Exercise material –
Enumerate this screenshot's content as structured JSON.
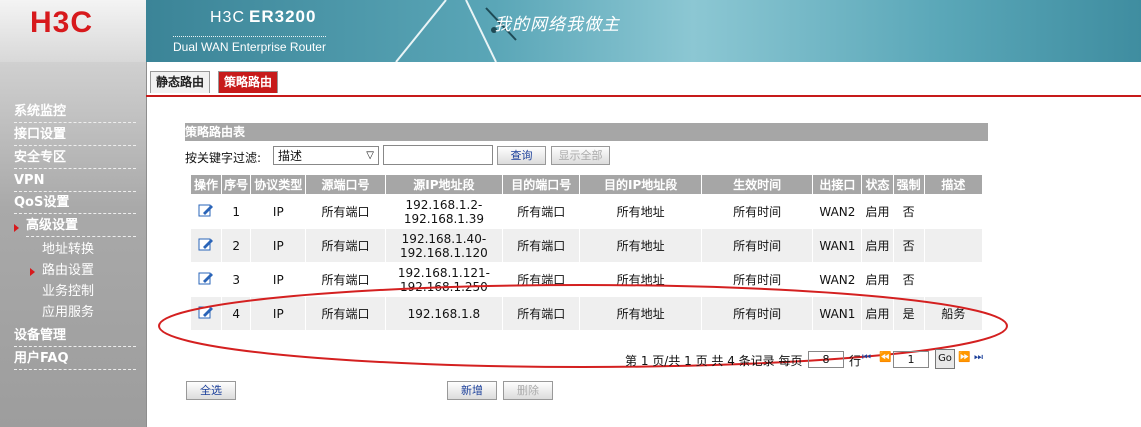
{
  "header": {
    "logo": "H3C",
    "product_brand": "H3C",
    "product_model": "ER3200",
    "product_subtitle": "Dual WAN Enterprise Router",
    "slogan": "我的网络我做主"
  },
  "nav": {
    "items": [
      {
        "label": "系统监控"
      },
      {
        "label": "接口设置"
      },
      {
        "label": "安全专区"
      },
      {
        "label": "VPN"
      },
      {
        "label": "QoS设置"
      },
      {
        "label": "高级设置"
      },
      {
        "label": "设备管理"
      },
      {
        "label": "用户FAQ"
      }
    ],
    "sub_items": [
      {
        "label": "地址转换"
      },
      {
        "label": "路由设置"
      },
      {
        "label": "业务控制"
      },
      {
        "label": "应用服务"
      }
    ]
  },
  "tabs": [
    {
      "label": "静态路由"
    },
    {
      "label": "策略路由"
    }
  ],
  "section": {
    "title": "策略路由表",
    "filter_label": "按关键字过滤:",
    "filter_select_value": "描述",
    "keyword_value": "",
    "search_button": "查询",
    "show_all_button": "显示全部"
  },
  "table": {
    "headers": [
      "操作",
      "序号",
      "协议类型",
      "源端口号",
      "源IP地址段",
      "目的端口号",
      "目的IP地址段",
      "生效时间",
      "出接口",
      "状态",
      "强制",
      "描述"
    ],
    "rows": [
      {
        "seq": "1",
        "protocol": "IP",
        "src_port": "所有端口",
        "src_ip_1": "192.168.1.2-",
        "src_ip_2": "192.168.1.39",
        "dst_port": "所有端口",
        "dst_ip": "所有地址",
        "time": "所有时间",
        "out_if": "WAN2",
        "status": "启用",
        "force": "否",
        "desc": ""
      },
      {
        "seq": "2",
        "protocol": "IP",
        "src_port": "所有端口",
        "src_ip_1": "192.168.1.40-",
        "src_ip_2": "192.168.1.120",
        "dst_port": "所有端口",
        "dst_ip": "所有地址",
        "time": "所有时间",
        "out_if": "WAN1",
        "status": "启用",
        "force": "否",
        "desc": ""
      },
      {
        "seq": "3",
        "protocol": "IP",
        "src_port": "所有端口",
        "src_ip_1": "192.168.1.121-",
        "src_ip_2": "192.168.1.250",
        "dst_port": "所有端口",
        "dst_ip": "所有地址",
        "time": "所有时间",
        "out_if": "WAN2",
        "status": "启用",
        "force": "否",
        "desc": ""
      },
      {
        "seq": "4",
        "protocol": "IP",
        "src_port": "所有端口",
        "src_ip_1": "192.168.1.8",
        "src_ip_2": "",
        "dst_port": "所有端口",
        "dst_ip": "所有地址",
        "time": "所有时间",
        "out_if": "WAN1",
        "status": "启用",
        "force": "是",
        "desc": "船务"
      }
    ]
  },
  "pager": {
    "summary": "第 1 页/共 1 页 共 4 条记录 每页",
    "per_page": "8",
    "rows_suffix": "行",
    "current_page": "1",
    "go_label": "Go",
    "first": "⏮",
    "prev": "⏪",
    "next": "⏩",
    "last": "⏭"
  },
  "actions": {
    "select_all": "全选",
    "add": "新增",
    "delete": "删除"
  },
  "colors": {
    "accent_red": "#c71a1a",
    "annotation_red": "#d42020",
    "banner_teal": "#5aa6b7",
    "header_gray": "#a6a6a6"
  },
  "icons": {
    "edit": "edit-icon"
  }
}
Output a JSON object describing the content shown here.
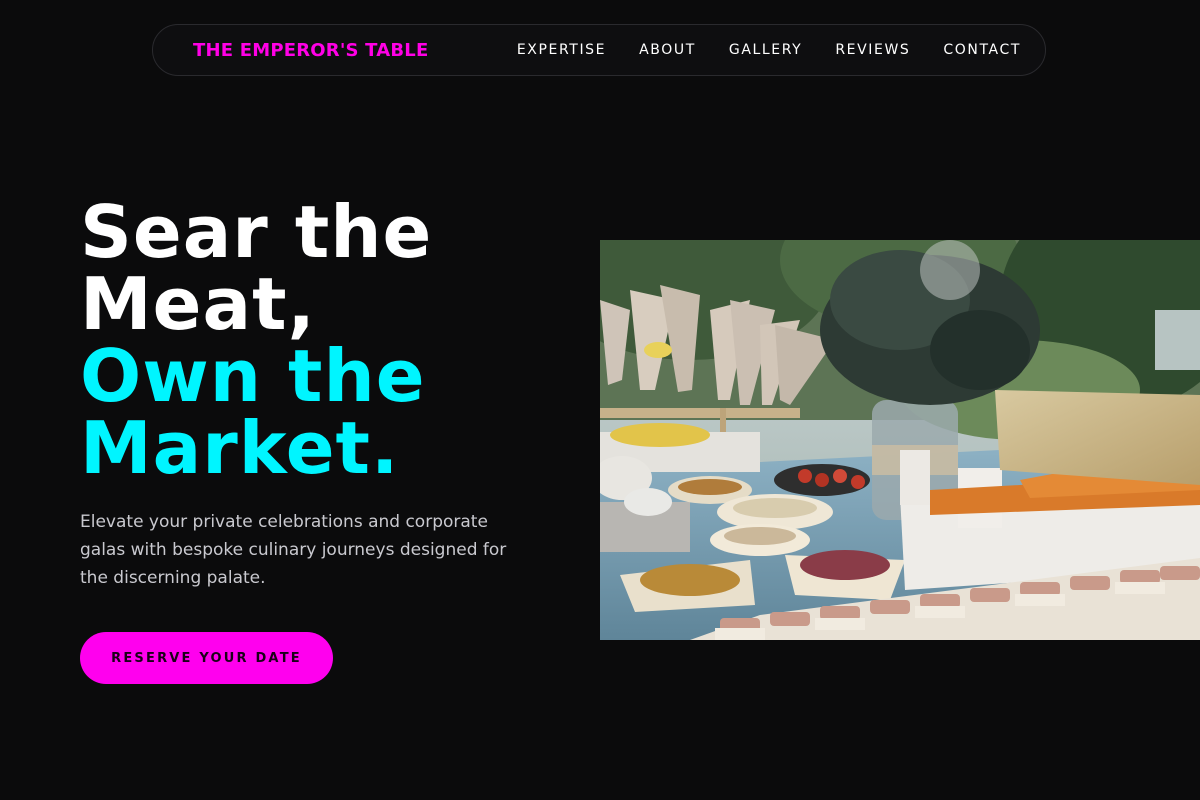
{
  "nav": {
    "brand": "THE EMPEROR'S TABLE",
    "links": [
      "EXPERTISE",
      "ABOUT",
      "GALLERY",
      "REVIEWS",
      "CONTACT"
    ]
  },
  "hero": {
    "title_lines_white": [
      "Sear the",
      "Meat,"
    ],
    "title_lines_cyan": [
      "Own the",
      "Market."
    ],
    "description": "Elevate your private celebrations and corporate galas with bespoke culinary journeys designed for the discerning palate.",
    "cta_label": "RESERVE YOUR DATE"
  },
  "colors": {
    "background": "#0b0b0c",
    "brand_magenta": "#ff00e6",
    "accent_cyan": "#00f5ff",
    "cta_magenta": "#ff00ee"
  }
}
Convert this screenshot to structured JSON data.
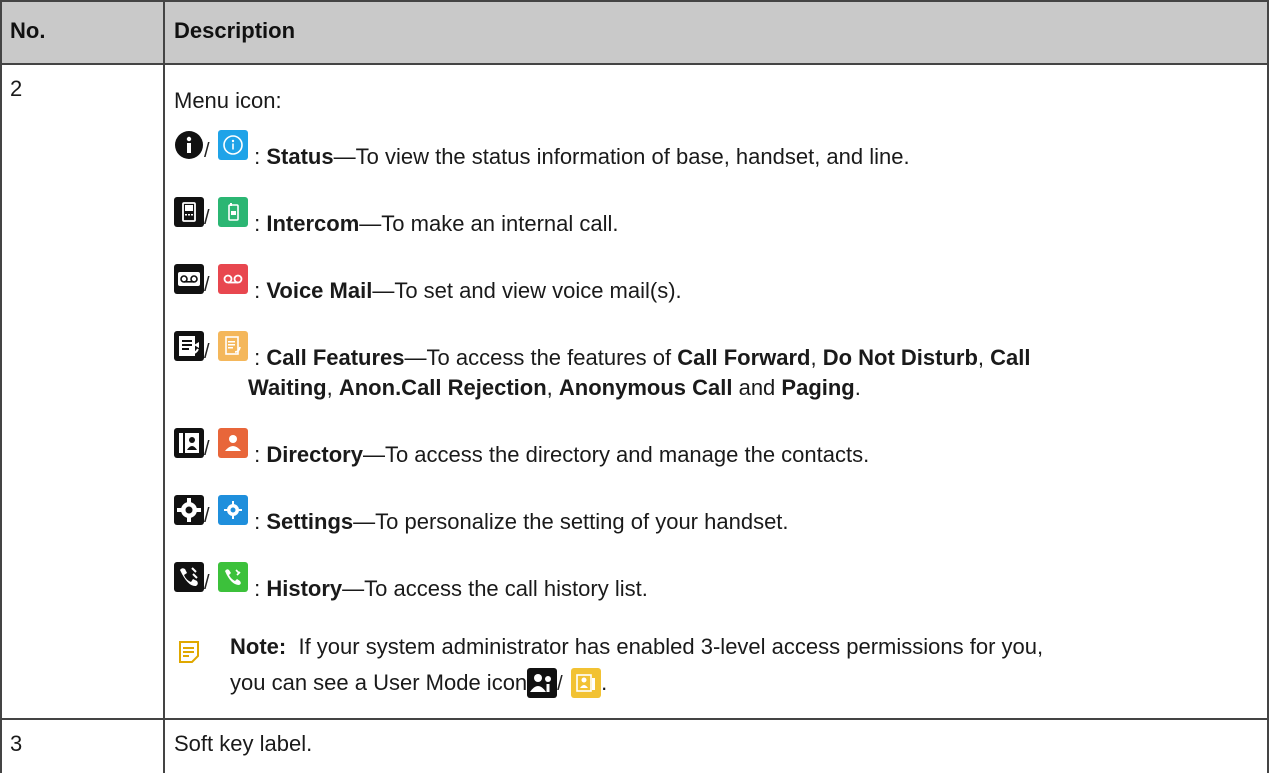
{
  "header": {
    "col_no": "No.",
    "col_desc": "Description"
  },
  "row2": {
    "no": "2",
    "intro": "Menu icon:",
    "items": [
      {
        "icon_dark": "status-dark-icon",
        "icon_color": "status-color-icon",
        "title": "Status",
        "desc": "—To view the status information of base, handset, and line."
      },
      {
        "icon_dark": "intercom-dark-icon",
        "icon_color": "intercom-color-icon",
        "title": "Intercom",
        "desc": "—To make an internal call."
      },
      {
        "icon_dark": "voicemail-dark-icon",
        "icon_color": "voicemail-color-icon",
        "title": "Voice Mail",
        "desc": "—To set and view voice mail(s)."
      },
      {
        "icon_dark": "callfeatures-dark-icon",
        "icon_color": "callfeatures-color-icon",
        "title": "Call Features",
        "desc": "—To access the features of "
      },
      {
        "icon_dark": "directory-dark-icon",
        "icon_color": "directory-color-icon",
        "title": "Directory",
        "desc": "—To access the directory and manage the contacts."
      },
      {
        "icon_dark": "settings-dark-icon",
        "icon_color": "settings-color-icon",
        "title": "Settings",
        "desc": "—To personalize the setting of your handset."
      },
      {
        "icon_dark": "history-dark-icon",
        "icon_color": "history-color-icon",
        "title": "History",
        "desc": "—To access the call history list."
      }
    ],
    "cf_features": [
      "Call Forward",
      "Do Not Disturb",
      "Call",
      "Waiting",
      "Anon.Call Rejection",
      "Anonymous Call",
      "Paging"
    ],
    "cf_separators": [
      ", ",
      ", ",
      "",
      ", ",
      ", ",
      " and ",
      "."
    ],
    "separator": "/",
    "colon": ": ",
    "note": {
      "label": "Note:",
      "line1": "If your system administrator has enabled 3-level access permissions for you,",
      "line2": "you can see a User Mode icon ",
      "end": "."
    }
  },
  "row3": {
    "no": "3",
    "desc": "Soft key label."
  },
  "colors": {
    "header_bg": "#c9c9c9",
    "status_blue": "#1fa3e8",
    "intercom_green": "#2bb673",
    "voicemail_red": "#e8474f",
    "callfeatures_orange": "#f4b75b",
    "directory_orange": "#e8663a",
    "settings_blue": "#1f8fdc",
    "history_green": "#3cc13b",
    "usermode_yellow": "#f2c233"
  }
}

Stated problem –
Extract all the entries word for word; omit any pictures.

Answer to the problem –
Enumerate this screenshot's content as structured JSON.
{
  "header": {
    "logo": "H3C",
    "product_brand": "H3C",
    "product_model": "ER3200",
    "product_subtitle": "Dual WAN Enterprise Router",
    "slogan": "我的网络我做主"
  },
  "nav": {
    "items": [
      {
        "label": "系统监控"
      },
      {
        "label": "接口设置"
      },
      {
        "label": "安全专区"
      },
      {
        "label": "VPN"
      },
      {
        "label": "QoS设置"
      },
      {
        "label": "高级设置"
      },
      {
        "label": "设备管理"
      },
      {
        "label": "用户FAQ"
      }
    ],
    "sub_items": [
      {
        "label": "地址转换"
      },
      {
        "label": "路由设置"
      },
      {
        "label": "业务控制"
      },
      {
        "label": "应用服务"
      }
    ]
  },
  "tabs": [
    {
      "label": "静态路由"
    },
    {
      "label": "策略路由"
    }
  ],
  "section": {
    "title": "策略路由表",
    "filter_label": "按关键字过滤:",
    "filter_select_value": "描述",
    "keyword_value": "",
    "search_button": "查询",
    "show_all_button": "显示全部"
  },
  "table": {
    "headers": [
      "操作",
      "序号",
      "协议类型",
      "源端口号",
      "源IP地址段",
      "目的端口号",
      "目的IP地址段",
      "生效时间",
      "出接口",
      "状态",
      "强制",
      "描述"
    ],
    "rows": [
      {
        "seq": "1",
        "protocol": "IP",
        "src_port": "所有端口",
        "src_ip_1": "192.168.1.2-",
        "src_ip_2": "192.168.1.39",
        "dst_port": "所有端口",
        "dst_ip": "所有地址",
        "time": "所有时间",
        "out_if": "WAN2",
        "status": "启用",
        "force": "否",
        "desc": ""
      },
      {
        "seq": "2",
        "protocol": "IP",
        "src_port": "所有端口",
        "src_ip_1": "192.168.1.40-",
        "src_ip_2": "192.168.1.120",
        "dst_port": "所有端口",
        "dst_ip": "所有地址",
        "time": "所有时间",
        "out_if": "WAN1",
        "status": "启用",
        "force": "否",
        "desc": ""
      },
      {
        "seq": "3",
        "protocol": "IP",
        "src_port": "所有端口",
        "src_ip_1": "192.168.1.121-",
        "src_ip_2": "192.168.1.250",
        "dst_port": "所有端口",
        "dst_ip": "所有地址",
        "time": "所有时间",
        "out_if": "WAN2",
        "status": "启用",
        "force": "否",
        "desc": ""
      },
      {
        "seq": "4",
        "protocol": "IP",
        "src_port": "所有端口",
        "src_ip_1": "192.168.1.8",
        "src_ip_2": "",
        "dst_port": "所有端口",
        "dst_ip": "所有地址",
        "time": "所有时间",
        "out_if": "WAN1",
        "status": "启用",
        "force": "是",
        "desc": "船务"
      }
    ]
  },
  "pager": {
    "summary": "第 1 页/共 1 页 共 4 条记录 每页",
    "per_page": "8",
    "rows_suffix": "行",
    "current_page": "1",
    "go_label": "Go",
    "first": "⏮",
    "prev": "⏪",
    "next": "⏩",
    "last": "⏭"
  },
  "actions": {
    "select_all": "全选",
    "add": "新增",
    "delete": "删除"
  },
  "colors": {
    "accent_red": "#c71a1a",
    "annotation_red": "#d42020",
    "banner_teal": "#5aa6b7",
    "header_gray": "#a6a6a6"
  },
  "icons": {
    "edit": "edit-icon"
  }
}
Output a JSON object describing the content shown here.
{
  "nav": {
    "brand": "THE EMPEROR'S TABLE",
    "links": [
      "EXPERTISE",
      "ABOUT",
      "GALLERY",
      "REVIEWS",
      "CONTACT"
    ]
  },
  "hero": {
    "title_lines_white": [
      "Sear the",
      "Meat,"
    ],
    "title_lines_cyan": [
      "Own the",
      "Market."
    ],
    "description": "Elevate your private celebrations and corporate galas with bespoke culinary journeys designed for the discerning palate.",
    "cta_label": "RESERVE YOUR DATE"
  },
  "colors": {
    "background": "#0b0b0c",
    "brand_magenta": "#ff00e6",
    "accent_cyan": "#00f5ff",
    "cta_magenta": "#ff00ee"
  }
}
Convert this screenshot to structured JSON data.
{
  "header": {
    "col_no": "No.",
    "col_desc": "Description"
  },
  "row2": {
    "no": "2",
    "intro": "Menu icon:",
    "items": [
      {
        "icon_dark": "status-dark-icon",
        "icon_color": "status-color-icon",
        "title": "Status",
        "desc": "—To view the status information of base, handset, and line."
      },
      {
        "icon_dark": "intercom-dark-icon",
        "icon_color": "intercom-color-icon",
        "title": "Intercom",
        "desc": "—To make an internal call."
      },
      {
        "icon_dark": "voicemail-dark-icon",
        "icon_color": "voicemail-color-icon",
        "title": "Voice Mail",
        "desc": "—To set and view voice mail(s)."
      },
      {
        "icon_dark": "callfeatures-dark-icon",
        "icon_color": "callfeatures-color-icon",
        "title": "Call Features",
        "desc": "—To access the features of "
      },
      {
        "icon_dark": "directory-dark-icon",
        "icon_color": "directory-color-icon",
        "title": "Directory",
        "desc": "—To access the directory and manage the contacts."
      },
      {
        "icon_dark": "settings-dark-icon",
        "icon_color": "settings-color-icon",
        "title": "Settings",
        "desc": "—To personalize the setting of your handset."
      },
      {
        "icon_dark": "history-dark-icon",
        "icon_color": "history-color-icon",
        "title": "History",
        "desc": "—To access the call history list."
      }
    ],
    "cf_features": [
      "Call Forward",
      "Do Not Disturb",
      "Call",
      "Waiting",
      "Anon.Call Rejection",
      "Anonymous Call",
      "Paging"
    ],
    "cf_separators": [
      ", ",
      ", ",
      "",
      ", ",
      ", ",
      " and ",
      "."
    ],
    "separator": "/",
    "colon": ": ",
    "note": {
      "label": "Note:",
      "line1": "If your system administrator has enabled 3-level access permissions for you,",
      "line2": "you can see a User Mode icon ",
      "end": "."
    }
  },
  "row3": {
    "no": "3",
    "desc": "Soft key label."
  },
  "colors": {
    "header_bg": "#c9c9c9",
    "status_blue": "#1fa3e8",
    "intercom_green": "#2bb673",
    "voicemail_red": "#e8474f",
    "callfeatures_orange": "#f4b75b",
    "directory_orange": "#e8663a",
    "settings_blue": "#1f8fdc",
    "history_green": "#3cc13b",
    "usermode_yellow": "#f2c233"
  }
}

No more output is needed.